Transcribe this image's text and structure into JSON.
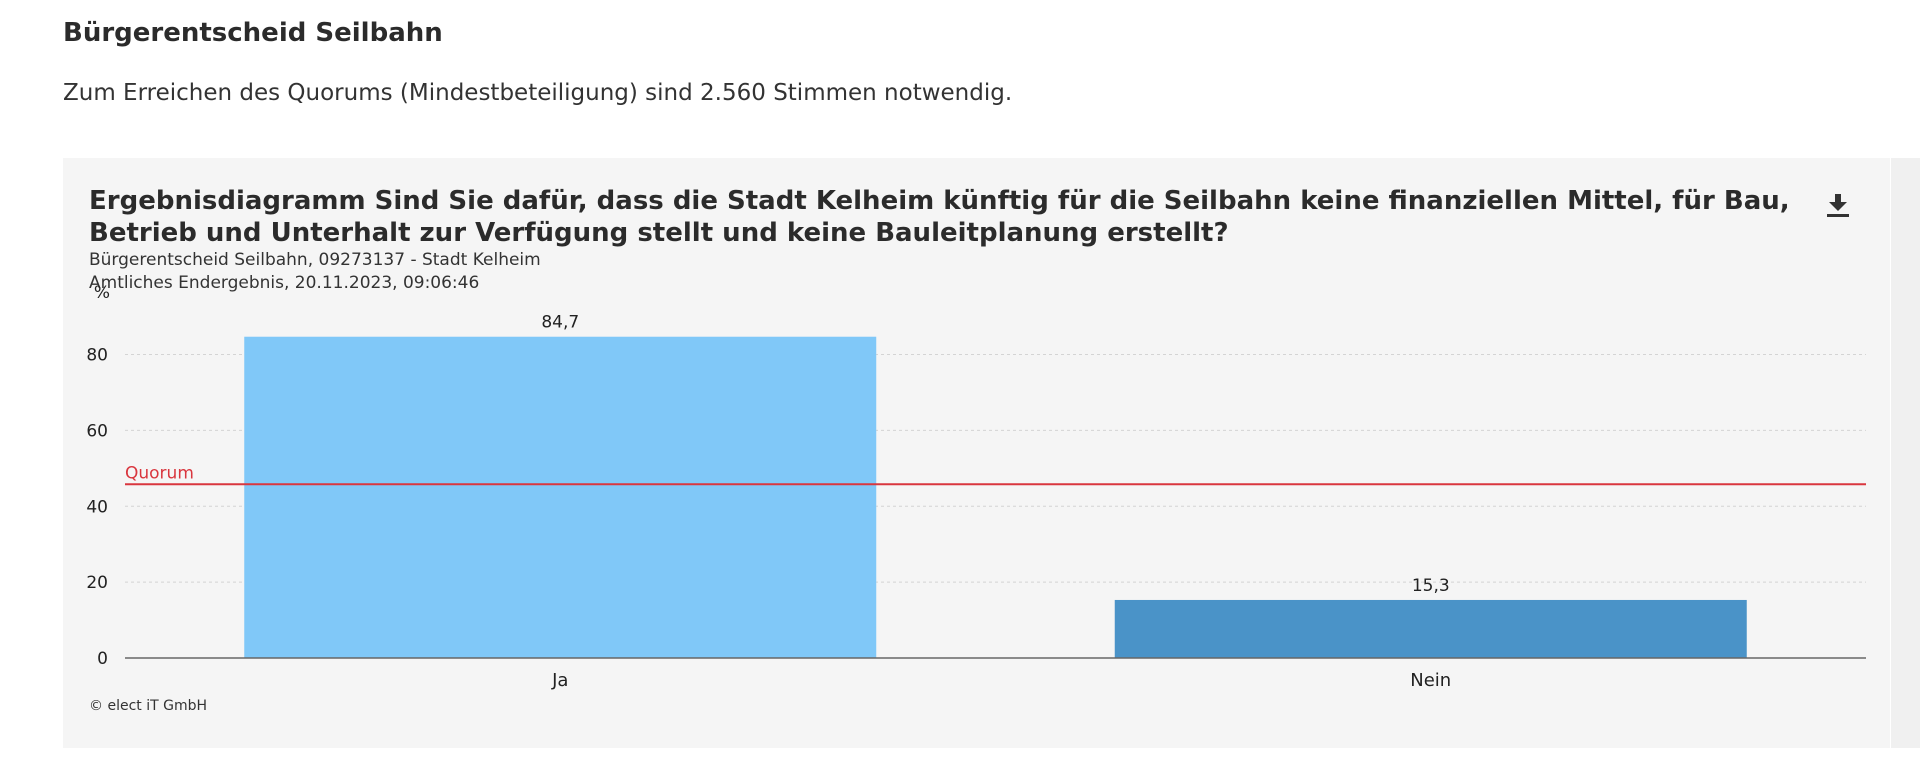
{
  "page": {
    "heading": "Bürgerentscheid Seilbahn",
    "intro": "Zum Erreichen des Quorums (Mindestbeteiligung) sind 2.560 Stimmen notwendig."
  },
  "download_icon": "download-icon",
  "chart_data": {
    "type": "bar",
    "title": "Ergebnisdiagramm Sind Sie dafür, dass die Stadt Kelheim künftig für die Seilbahn keine finanziellen Mittel, für Bau, Betrieb und Unterhalt zur Verfügung stellt und keine Bauleitplanung erstellt?",
    "subtitle": "Bürgerentscheid Seilbahn, 09273137 - Stadt Kelheim",
    "status": "Amtliches Endergebnis, 20.11.2023, 09:06:46",
    "ylabel": "%",
    "categories": [
      "Ja",
      "Nein"
    ],
    "values": [
      84.7,
      15.3
    ],
    "value_labels": [
      "84,7",
      "15,3"
    ],
    "colors": [
      "#80c8f8",
      "#4a93c8"
    ],
    "ylim": [
      0,
      87
    ],
    "yticks": [
      0,
      20,
      40,
      60,
      80
    ],
    "grid": true,
    "quorum": {
      "label": "Quorum",
      "value": 45.8,
      "color": "#d9363e"
    },
    "credits": "© elect iT GmbH"
  }
}
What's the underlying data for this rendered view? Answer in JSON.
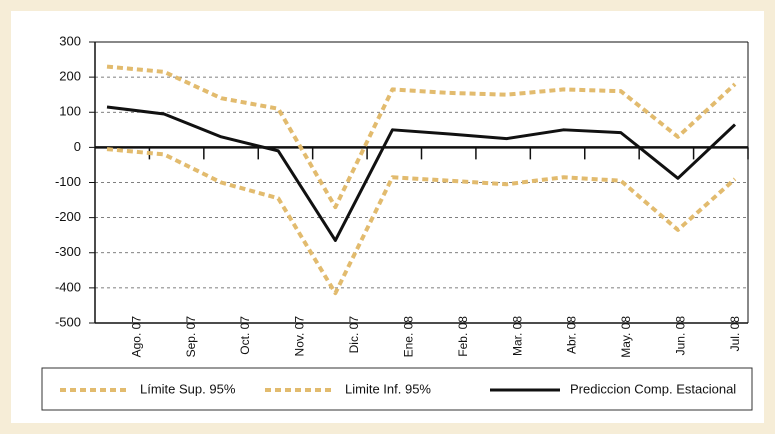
{
  "chart_data": {
    "type": "line",
    "categories": [
      "Ago. 07",
      "Sep. 07",
      "Oct. 07",
      "Nov. 07",
      "Dic. 07",
      "Ene. 08",
      "Feb. 08",
      "Mar. 08",
      "Abr. 08",
      "May. 08",
      "Jun. 08",
      "Jul. 08"
    ],
    "series": [
      {
        "name": "Límite Sup. 95%",
        "color": "#e2bb6e",
        "dashed": true,
        "values": [
          230,
          215,
          140,
          110,
          -170,
          165,
          155,
          150,
          165,
          160,
          30,
          180
        ]
      },
      {
        "name": "Limite Inf. 95%",
        "color": "#e2bb6e",
        "dashed": true,
        "values": [
          -5,
          -20,
          -100,
          -145,
          -415,
          -85,
          -95,
          -105,
          -85,
          -95,
          -235,
          -90
        ]
      },
      {
        "name": "Prediccion Comp. Estacional",
        "color": "#111111",
        "dashed": false,
        "values": [
          115,
          95,
          30,
          -10,
          -265,
          50,
          38,
          25,
          50,
          42,
          -88,
          65
        ]
      }
    ],
    "ylim": [
      -500,
      300
    ],
    "yticks": [
      300,
      200,
      100,
      0,
      -100,
      -200,
      -300,
      -400,
      -500
    ],
    "grid": true
  }
}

____

◆ **GIVEN PROBLEM**: Ascertain the number of lines in the entries that include the word "JSON", and report only that number.

◆ **OUTPUT OF THE EXERCISE**: 2